=== What is being asked ===
Scan the data for "每个两位数的十位数和个位数不能一样" and copy the lines it appears in.

=== Data lines ===

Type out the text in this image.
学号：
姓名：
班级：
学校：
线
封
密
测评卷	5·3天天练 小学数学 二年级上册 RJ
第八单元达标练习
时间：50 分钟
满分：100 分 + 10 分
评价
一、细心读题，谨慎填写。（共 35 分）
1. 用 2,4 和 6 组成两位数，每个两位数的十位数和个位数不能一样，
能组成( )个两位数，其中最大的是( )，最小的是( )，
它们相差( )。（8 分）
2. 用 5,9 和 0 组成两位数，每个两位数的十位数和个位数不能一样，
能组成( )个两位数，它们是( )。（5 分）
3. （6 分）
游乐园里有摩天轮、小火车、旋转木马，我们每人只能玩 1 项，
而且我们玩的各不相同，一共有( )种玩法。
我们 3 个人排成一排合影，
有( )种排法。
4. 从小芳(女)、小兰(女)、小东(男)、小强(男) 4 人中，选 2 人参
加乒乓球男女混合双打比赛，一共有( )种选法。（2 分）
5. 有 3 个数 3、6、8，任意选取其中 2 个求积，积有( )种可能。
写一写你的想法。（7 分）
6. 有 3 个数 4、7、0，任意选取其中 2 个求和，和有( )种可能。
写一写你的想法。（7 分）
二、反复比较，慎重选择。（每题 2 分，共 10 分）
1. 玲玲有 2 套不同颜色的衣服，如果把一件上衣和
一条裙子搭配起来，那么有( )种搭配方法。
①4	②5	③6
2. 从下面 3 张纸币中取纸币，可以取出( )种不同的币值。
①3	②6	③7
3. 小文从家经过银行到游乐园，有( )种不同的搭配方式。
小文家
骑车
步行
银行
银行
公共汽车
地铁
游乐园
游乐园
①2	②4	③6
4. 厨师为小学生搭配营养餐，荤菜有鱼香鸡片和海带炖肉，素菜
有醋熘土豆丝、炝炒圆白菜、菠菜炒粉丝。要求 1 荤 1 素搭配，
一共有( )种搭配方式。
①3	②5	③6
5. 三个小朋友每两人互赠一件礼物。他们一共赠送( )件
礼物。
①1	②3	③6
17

* * *

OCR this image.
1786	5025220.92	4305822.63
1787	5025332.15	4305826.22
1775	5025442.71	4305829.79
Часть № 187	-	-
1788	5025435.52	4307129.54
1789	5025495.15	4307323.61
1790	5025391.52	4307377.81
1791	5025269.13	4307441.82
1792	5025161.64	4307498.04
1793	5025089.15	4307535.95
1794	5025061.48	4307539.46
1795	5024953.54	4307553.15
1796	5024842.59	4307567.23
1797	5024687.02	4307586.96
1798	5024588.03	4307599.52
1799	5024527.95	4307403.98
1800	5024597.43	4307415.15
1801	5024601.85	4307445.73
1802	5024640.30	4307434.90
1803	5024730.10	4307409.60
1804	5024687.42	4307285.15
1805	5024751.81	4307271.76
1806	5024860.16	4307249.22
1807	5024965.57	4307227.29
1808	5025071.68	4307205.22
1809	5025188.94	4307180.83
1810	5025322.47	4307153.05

=== The reply ===
1. 用 2,4 和 6 组成两位数，每个两位数的十位数和个位数不能一样，
2. 用 5,9 和 0 组成两位数，每个两位数的十位数和个位数不能一样，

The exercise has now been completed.